— What the task requires —
Make an exact copy of the lines below.

[Collected data entries]
━━━

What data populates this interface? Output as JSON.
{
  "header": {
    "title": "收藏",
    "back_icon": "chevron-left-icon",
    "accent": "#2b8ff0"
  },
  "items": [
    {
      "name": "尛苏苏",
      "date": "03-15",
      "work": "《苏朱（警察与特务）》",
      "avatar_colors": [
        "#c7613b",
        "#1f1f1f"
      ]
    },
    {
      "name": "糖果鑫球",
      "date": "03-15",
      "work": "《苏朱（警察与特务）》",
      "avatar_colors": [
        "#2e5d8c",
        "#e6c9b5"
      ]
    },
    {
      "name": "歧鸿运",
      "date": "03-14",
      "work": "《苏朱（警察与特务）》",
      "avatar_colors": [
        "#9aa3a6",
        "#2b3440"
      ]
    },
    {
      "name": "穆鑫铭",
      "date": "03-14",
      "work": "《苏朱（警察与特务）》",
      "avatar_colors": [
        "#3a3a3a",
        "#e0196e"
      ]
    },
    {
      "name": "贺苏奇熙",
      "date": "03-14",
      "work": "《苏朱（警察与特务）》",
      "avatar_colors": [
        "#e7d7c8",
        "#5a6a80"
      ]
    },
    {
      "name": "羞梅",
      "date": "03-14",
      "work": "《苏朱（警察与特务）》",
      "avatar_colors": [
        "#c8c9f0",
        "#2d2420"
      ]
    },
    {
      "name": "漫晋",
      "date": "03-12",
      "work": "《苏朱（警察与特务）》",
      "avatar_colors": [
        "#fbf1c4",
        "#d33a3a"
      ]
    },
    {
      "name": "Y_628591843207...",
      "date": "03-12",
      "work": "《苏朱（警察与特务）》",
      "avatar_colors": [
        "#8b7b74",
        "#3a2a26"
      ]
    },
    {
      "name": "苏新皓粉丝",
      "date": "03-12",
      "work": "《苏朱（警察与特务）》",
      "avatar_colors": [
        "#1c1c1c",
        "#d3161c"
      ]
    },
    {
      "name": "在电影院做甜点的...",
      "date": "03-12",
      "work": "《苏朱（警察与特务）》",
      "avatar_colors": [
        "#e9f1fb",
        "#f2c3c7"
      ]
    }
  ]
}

━━━

— Task output —
What data populates this interface? Output as JSON.
{
  "header": {
    "title": "收藏",
    "back_icon": "chevron-left-icon",
    "accent": "#2b8ff0"
  },
  "items": [
    {
      "name": "尛苏苏",
      "date": "03-15",
      "work": "《苏朱（警察与特务）》",
      "avatar_colors": [
        "#c7613b",
        "#1f1f1f"
      ]
    },
    {
      "name": "糖果鑫球",
      "date": "03-15",
      "work": "《苏朱（警察与特务）》",
      "avatar_colors": [
        "#2e5d8c",
        "#e6c9b5"
      ]
    },
    {
      "name": "歧鸿运",
      "date": "03-14",
      "work": "《苏朱（警察与特务）》",
      "avatar_colors": [
        "#9aa3a6",
        "#2b3440"
      ]
    },
    {
      "name": "穆鑫铭",
      "date": "03-14",
      "work": "《苏朱（警察与特务）》",
      "avatar_colors": [
        "#3a3a3a",
        "#e0196e"
      ]
    },
    {
      "name": "贺苏奇熙",
      "date": "03-14",
      "work": "《苏朱（警察与特务）》",
      "avatar_colors": [
        "#e7d7c8",
        "#5a6a80"
      ]
    },
    {
      "name": "羞梅",
      "date": "03-14",
      "work": "《苏朱（警察与特务）》",
      "avatar_colors": [
        "#c8c9f0",
        "#2d2420"
      ]
    },
    {
      "name": "漫晋",
      "date": "03-12",
      "work": "《苏朱（警察与特务）》",
      "avatar_colors": [
        "#fbf1c4",
        "#d33a3a"
      ]
    },
    {
      "name": "Y_628591843207...",
      "date": "03-12",
      "work": "《苏朱（警察与特务）》",
      "avatar_colors": [
        "#8b7b74",
        "#3a2a26"
      ]
    },
    {
      "name": "苏新皓粉丝",
      "date": "03-12",
      "work": "《苏朱（警察与特务）》",
      "avatar_colors": [
        "#1c1c1c",
        "#d3161c"
      ]
    },
    {
      "name": "在电影院做甜点的...",
      "date": "03-12",
      "work": "《苏朱（警察与特务）》",
      "avatar_colors": [
        "#e9f1fb",
        "#f2c3c7"
      ]
    }
  ]
}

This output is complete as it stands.